(Extracts from a graphics dataset)
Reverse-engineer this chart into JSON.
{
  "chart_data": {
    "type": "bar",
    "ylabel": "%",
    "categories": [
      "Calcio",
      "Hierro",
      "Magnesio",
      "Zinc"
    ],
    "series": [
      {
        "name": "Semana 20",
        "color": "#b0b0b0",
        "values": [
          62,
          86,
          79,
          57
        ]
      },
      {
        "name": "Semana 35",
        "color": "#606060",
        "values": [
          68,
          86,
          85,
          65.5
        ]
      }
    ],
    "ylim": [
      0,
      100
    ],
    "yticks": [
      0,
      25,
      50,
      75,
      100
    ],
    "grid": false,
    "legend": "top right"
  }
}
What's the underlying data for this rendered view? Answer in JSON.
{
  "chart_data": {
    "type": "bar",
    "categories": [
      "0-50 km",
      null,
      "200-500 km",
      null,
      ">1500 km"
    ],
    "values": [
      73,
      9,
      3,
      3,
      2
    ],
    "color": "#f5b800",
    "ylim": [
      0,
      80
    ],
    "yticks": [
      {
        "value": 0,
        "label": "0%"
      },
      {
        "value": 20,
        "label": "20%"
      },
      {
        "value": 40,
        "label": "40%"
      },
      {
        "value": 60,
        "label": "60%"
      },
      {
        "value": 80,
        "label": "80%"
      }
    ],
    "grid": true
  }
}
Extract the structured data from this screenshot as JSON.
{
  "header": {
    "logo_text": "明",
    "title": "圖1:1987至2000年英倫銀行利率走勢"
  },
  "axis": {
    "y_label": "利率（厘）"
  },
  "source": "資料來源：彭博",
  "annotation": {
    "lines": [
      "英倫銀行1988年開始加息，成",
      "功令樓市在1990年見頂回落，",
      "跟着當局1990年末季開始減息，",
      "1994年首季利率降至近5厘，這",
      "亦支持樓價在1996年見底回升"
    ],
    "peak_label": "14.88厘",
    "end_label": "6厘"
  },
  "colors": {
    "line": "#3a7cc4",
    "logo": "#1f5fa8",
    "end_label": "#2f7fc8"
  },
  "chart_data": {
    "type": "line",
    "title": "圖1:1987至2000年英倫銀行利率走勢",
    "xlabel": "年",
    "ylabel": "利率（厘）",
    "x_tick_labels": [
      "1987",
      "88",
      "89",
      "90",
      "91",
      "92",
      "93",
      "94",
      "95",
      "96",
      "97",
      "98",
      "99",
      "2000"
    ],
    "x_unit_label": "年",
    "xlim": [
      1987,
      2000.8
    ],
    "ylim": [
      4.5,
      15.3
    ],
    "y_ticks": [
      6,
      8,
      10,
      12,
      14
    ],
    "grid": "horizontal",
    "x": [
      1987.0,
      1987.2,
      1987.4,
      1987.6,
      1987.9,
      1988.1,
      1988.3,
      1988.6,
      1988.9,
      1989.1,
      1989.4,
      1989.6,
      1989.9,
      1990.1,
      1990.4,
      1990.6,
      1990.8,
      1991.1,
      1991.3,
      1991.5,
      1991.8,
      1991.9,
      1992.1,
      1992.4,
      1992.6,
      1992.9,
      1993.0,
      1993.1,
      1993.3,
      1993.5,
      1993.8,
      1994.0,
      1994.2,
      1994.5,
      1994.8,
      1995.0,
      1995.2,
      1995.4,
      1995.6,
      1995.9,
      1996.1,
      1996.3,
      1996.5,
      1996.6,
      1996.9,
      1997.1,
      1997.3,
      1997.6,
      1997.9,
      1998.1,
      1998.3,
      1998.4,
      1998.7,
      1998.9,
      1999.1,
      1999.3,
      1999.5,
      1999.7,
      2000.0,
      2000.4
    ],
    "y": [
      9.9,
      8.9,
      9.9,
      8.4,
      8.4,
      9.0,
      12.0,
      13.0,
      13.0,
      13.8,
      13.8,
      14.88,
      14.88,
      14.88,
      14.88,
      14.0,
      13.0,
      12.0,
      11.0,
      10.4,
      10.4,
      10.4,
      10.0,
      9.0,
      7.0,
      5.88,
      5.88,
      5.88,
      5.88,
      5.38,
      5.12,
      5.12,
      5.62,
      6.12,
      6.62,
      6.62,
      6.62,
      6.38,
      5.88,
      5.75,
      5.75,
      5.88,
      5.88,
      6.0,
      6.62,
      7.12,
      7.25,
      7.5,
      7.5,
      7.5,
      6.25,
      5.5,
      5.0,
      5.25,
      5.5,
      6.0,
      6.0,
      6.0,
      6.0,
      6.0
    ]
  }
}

_Stated exercise_
Give the number of lines where the string "this" occurs, without any further text.

_Complete answer_
3